PROBLEM STATEMENT: In the entries that follow, how many lines hold the string "нужд"? Give only that number.

Collected data entries
━━━

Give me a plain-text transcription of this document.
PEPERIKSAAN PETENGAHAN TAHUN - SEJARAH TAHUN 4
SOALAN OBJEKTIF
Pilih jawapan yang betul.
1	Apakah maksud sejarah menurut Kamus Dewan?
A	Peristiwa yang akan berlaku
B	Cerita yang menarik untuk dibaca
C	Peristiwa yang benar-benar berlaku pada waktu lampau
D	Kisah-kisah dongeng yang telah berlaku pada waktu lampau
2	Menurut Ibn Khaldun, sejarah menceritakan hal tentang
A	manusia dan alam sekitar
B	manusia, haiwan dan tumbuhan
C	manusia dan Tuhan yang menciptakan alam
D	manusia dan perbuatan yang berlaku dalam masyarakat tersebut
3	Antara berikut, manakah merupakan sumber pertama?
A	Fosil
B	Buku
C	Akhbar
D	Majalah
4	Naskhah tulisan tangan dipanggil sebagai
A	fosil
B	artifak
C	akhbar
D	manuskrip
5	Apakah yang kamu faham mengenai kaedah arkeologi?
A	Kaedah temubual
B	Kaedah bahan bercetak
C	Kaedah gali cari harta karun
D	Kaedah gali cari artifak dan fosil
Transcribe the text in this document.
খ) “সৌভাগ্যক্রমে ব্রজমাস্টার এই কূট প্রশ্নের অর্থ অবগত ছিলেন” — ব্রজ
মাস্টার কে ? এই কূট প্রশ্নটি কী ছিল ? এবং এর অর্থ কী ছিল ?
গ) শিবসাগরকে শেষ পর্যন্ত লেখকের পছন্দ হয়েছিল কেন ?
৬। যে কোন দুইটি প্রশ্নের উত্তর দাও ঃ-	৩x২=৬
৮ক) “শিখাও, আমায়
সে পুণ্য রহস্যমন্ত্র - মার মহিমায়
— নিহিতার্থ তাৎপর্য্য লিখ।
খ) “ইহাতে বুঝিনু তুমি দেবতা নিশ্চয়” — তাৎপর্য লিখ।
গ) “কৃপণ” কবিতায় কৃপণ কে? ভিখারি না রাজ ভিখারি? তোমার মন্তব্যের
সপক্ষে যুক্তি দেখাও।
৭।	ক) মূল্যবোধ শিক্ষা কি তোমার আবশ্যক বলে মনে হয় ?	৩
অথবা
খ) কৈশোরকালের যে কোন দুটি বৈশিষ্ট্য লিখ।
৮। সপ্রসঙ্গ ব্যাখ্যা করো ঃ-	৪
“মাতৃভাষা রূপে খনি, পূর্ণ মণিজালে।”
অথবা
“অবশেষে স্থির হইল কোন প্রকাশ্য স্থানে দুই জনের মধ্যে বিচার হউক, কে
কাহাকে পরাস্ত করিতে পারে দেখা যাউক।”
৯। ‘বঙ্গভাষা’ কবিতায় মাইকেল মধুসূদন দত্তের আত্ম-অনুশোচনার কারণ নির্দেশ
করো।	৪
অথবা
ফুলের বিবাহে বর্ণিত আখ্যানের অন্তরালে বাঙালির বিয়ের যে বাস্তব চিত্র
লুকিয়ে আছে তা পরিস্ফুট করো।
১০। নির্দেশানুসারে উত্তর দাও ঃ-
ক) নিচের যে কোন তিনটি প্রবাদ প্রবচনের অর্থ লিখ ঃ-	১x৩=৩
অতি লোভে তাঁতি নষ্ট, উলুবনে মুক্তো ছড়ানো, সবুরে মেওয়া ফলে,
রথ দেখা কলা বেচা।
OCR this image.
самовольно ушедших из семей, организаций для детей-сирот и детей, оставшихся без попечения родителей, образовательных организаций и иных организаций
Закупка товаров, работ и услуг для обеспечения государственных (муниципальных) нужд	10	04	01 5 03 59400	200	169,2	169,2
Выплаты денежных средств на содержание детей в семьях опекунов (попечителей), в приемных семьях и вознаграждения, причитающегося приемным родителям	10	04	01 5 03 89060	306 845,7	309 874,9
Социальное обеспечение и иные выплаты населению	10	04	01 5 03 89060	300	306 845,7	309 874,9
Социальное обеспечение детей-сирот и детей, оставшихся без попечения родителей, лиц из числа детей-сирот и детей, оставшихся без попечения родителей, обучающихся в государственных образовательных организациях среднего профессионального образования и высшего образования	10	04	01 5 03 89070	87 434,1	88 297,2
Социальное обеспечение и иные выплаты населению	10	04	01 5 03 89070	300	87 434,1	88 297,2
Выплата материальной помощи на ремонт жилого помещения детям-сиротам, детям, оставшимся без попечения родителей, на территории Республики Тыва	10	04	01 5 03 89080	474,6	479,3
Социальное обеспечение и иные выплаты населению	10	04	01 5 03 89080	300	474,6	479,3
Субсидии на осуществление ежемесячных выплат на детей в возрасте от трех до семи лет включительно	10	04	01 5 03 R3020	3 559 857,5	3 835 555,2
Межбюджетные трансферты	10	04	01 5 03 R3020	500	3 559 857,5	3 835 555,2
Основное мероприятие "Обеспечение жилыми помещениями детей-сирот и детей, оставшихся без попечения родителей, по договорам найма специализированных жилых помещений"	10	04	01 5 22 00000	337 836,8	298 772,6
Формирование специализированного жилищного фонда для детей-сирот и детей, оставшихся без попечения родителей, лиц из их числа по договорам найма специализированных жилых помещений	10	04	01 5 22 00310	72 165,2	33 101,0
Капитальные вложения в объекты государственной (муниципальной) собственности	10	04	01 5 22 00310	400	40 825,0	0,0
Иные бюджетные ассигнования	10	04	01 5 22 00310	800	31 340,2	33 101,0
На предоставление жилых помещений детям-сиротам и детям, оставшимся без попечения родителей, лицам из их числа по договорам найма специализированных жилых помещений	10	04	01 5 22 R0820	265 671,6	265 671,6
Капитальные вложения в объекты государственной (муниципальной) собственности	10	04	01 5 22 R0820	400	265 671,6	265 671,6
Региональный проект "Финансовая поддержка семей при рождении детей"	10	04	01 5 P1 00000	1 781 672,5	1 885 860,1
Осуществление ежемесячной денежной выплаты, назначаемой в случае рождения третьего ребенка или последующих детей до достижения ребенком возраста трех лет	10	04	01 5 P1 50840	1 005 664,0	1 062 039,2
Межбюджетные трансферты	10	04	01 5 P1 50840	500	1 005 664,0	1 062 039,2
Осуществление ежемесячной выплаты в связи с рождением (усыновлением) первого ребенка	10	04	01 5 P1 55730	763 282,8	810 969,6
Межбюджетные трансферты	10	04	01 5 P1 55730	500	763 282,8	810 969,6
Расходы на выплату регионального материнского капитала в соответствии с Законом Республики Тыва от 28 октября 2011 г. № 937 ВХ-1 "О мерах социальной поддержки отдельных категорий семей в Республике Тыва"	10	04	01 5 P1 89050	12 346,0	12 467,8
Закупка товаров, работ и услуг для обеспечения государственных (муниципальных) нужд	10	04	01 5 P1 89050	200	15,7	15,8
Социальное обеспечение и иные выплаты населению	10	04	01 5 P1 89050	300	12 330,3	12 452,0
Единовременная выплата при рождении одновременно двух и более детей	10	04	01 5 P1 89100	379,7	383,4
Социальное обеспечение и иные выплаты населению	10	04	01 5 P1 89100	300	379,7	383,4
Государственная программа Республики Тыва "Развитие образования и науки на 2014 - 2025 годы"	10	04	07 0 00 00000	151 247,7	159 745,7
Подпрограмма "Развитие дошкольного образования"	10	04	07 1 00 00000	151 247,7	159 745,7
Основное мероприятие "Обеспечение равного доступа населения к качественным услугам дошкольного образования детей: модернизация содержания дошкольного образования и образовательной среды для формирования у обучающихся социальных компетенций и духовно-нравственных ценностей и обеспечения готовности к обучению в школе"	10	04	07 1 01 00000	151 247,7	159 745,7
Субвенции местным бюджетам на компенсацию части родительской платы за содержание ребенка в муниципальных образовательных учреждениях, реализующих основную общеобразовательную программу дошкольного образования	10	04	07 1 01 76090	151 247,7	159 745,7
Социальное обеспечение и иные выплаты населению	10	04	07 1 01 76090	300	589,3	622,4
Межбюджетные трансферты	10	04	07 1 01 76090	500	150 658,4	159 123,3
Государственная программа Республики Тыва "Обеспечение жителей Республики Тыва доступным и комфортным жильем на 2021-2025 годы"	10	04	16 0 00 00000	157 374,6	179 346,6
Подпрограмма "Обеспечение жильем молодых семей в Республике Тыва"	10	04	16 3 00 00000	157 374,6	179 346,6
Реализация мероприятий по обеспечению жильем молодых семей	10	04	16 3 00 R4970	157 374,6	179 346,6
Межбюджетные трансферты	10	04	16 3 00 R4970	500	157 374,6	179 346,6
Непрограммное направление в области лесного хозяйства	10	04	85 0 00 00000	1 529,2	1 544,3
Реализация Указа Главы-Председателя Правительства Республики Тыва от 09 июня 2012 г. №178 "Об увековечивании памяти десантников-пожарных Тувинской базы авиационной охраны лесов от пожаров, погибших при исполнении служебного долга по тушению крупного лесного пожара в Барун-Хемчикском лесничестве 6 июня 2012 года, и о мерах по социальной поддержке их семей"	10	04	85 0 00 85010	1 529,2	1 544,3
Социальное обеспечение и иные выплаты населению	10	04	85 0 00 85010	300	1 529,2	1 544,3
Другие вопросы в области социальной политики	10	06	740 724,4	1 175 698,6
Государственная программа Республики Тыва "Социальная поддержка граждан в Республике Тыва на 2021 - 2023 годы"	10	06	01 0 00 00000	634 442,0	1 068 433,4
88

━━━

REPLY: 2